→ Exercise aim: Take the entries that follow and write each one out exactly.

___ Data to examine ___

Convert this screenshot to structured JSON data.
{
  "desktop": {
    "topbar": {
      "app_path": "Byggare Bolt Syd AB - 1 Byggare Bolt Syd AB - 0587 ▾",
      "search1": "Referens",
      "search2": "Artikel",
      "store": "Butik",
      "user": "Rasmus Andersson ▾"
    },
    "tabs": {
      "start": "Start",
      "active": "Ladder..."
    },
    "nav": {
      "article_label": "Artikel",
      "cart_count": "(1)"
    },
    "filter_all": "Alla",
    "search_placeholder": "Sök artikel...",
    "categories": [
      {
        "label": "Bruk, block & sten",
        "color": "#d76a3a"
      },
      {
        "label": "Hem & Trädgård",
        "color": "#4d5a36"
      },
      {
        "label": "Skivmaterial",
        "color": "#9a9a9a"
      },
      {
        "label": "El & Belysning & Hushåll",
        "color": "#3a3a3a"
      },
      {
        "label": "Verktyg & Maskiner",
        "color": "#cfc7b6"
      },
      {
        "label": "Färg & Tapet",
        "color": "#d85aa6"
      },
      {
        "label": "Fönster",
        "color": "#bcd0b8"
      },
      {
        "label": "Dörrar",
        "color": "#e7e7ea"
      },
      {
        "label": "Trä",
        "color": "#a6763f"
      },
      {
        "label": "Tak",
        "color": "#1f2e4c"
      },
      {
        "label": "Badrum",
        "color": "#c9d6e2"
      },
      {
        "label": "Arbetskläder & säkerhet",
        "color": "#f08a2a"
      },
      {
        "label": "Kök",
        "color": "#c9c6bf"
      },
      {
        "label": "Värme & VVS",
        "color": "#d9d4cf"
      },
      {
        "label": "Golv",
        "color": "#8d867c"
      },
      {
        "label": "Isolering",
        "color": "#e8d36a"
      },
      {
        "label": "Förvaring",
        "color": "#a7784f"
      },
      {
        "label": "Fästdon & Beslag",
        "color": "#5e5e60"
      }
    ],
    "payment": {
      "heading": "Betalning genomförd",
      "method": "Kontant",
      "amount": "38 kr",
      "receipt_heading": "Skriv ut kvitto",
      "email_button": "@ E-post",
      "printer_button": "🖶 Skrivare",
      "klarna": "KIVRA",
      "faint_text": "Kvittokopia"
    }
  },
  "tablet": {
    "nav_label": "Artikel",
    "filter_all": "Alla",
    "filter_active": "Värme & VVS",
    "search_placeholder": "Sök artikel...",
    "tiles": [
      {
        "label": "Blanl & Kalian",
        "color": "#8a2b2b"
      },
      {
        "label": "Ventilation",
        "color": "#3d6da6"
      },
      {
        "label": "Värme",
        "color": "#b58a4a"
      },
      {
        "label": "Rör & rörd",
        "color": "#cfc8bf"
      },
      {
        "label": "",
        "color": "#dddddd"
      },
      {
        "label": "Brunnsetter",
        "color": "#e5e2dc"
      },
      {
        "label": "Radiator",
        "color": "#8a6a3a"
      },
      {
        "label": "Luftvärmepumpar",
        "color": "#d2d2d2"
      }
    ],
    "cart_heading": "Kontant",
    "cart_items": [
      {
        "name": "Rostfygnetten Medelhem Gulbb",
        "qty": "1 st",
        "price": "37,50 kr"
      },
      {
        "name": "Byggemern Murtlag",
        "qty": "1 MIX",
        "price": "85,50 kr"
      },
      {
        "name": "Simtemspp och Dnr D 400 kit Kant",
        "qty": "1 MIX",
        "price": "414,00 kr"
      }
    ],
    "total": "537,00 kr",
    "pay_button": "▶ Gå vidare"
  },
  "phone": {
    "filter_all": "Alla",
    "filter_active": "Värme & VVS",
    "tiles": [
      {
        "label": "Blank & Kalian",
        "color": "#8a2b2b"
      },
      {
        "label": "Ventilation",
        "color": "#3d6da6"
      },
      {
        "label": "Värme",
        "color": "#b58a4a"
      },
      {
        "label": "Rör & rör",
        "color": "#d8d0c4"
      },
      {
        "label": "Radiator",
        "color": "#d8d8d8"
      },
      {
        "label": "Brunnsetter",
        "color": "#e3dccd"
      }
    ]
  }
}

___

→ Task answer:
Convert this screenshot to structured JSON data.
{
  "desktop": {
    "topbar": {
      "app_path": "Byggare Bolt Syd AB - 1 Byggare Bolt Syd AB - 0587 ▾",
      "search1": "Referens",
      "search2": "Artikel",
      "store": "Butik",
      "user": "Rasmus Andersson ▾"
    },
    "tabs": {
      "start": "Start",
      "active": "Ladder..."
    },
    "nav": {
      "article_label": "Artikel",
      "cart_count": "(1)"
    },
    "filter_all": "Alla",
    "search_placeholder": "Sök artikel...",
    "categories": [
      {
        "label": "Bruk, block & sten",
        "color": "#d76a3a"
      },
      {
        "label": "Hem & Trädgård",
        "color": "#4d5a36"
      },
      {
        "label": "Skivmaterial",
        "color": "#9a9a9a"
      },
      {
        "label": "El & Belysning & Hushåll",
        "color": "#3a3a3a"
      },
      {
        "label": "Verktyg & Maskiner",
        "color": "#cfc7b6"
      },
      {
        "label": "Färg & Tapet",
        "color": "#d85aa6"
      },
      {
        "label": "Fönster",
        "color": "#bcd0b8"
      },
      {
        "label": "Dörrar",
        "color": "#e7e7ea"
      },
      {
        "label": "Trä",
        "color": "#a6763f"
      },
      {
        "label": "Tak",
        "color": "#1f2e4c"
      },
      {
        "label": "Badrum",
        "color": "#c9d6e2"
      },
      {
        "label": "Arbetskläder & säkerhet",
        "color": "#f08a2a"
      },
      {
        "label": "Kök",
        "color": "#c9c6bf"
      },
      {
        "label": "Värme & VVS",
        "color": "#d9d4cf"
      },
      {
        "label": "Golv",
        "color": "#8d867c"
      },
      {
        "label": "Isolering",
        "color": "#e8d36a"
      },
      {
        "label": "Förvaring",
        "color": "#a7784f"
      },
      {
        "label": "Fästdon & Beslag",
        "color": "#5e5e60"
      }
    ],
    "payment": {
      "heading": "Betalning genomförd",
      "method": "Kontant",
      "amount": "38 kr",
      "receipt_heading": "Skriv ut kvitto",
      "email_button": "@ E-post",
      "printer_button": "🖶 Skrivare",
      "klarna": "KIVRA",
      "faint_text": "Kvittokopia"
    }
  },
  "tablet": {
    "nav_label": "Artikel",
    "filter_all": "Alla",
    "filter_active": "Värme & VVS",
    "search_placeholder": "Sök artikel...",
    "tiles": [
      {
        "label": "Blanl & Kalian",
        "color": "#8a2b2b"
      },
      {
        "label": "Ventilation",
        "color": "#3d6da6"
      },
      {
        "label": "Värme",
        "color": "#b58a4a"
      },
      {
        "label": "Rör & rörd",
        "color": "#cfc8bf"
      },
      {
        "label": "",
        "color": "#dddddd"
      },
      {
        "label": "Brunnsetter",
        "color": "#e5e2dc"
      },
      {
        "label": "Radiator",
        "color": "#8a6a3a"
      },
      {
        "label": "Luftvärmepumpar",
        "color": "#d2d2d2"
      }
    ],
    "cart_heading": "Kontant",
    "cart_items": [
      {
        "name": "Rostfygnetten Medelhem Gulbb",
        "qty": "1 st",
        "price": "37,50 kr"
      },
      {
        "name": "Byggemern Murtlag",
        "qty": "1 MIX",
        "price": "85,50 kr"
      },
      {
        "name": "Simtemspp och Dnr D 400 kit Kant",
        "qty": "1 MIX",
        "price": "414,00 kr"
      }
    ],
    "total": "537,00 kr",
    "pay_button": "▶ Gå vidare"
  },
  "phone": {
    "filter_all": "Alla",
    "filter_active": "Värme & VVS",
    "tiles": [
      {
        "label": "Blank & Kalian",
        "color": "#8a2b2b"
      },
      {
        "label": "Ventilation",
        "color": "#3d6da6"
      },
      {
        "label": "Värme",
        "color": "#b58a4a"
      },
      {
        "label": "Rör & rör",
        "color": "#d8d0c4"
      },
      {
        "label": "Radiator",
        "color": "#d8d8d8"
      },
      {
        "label": "Brunnsetter",
        "color": "#e3dccd"
      }
    ]
  }
}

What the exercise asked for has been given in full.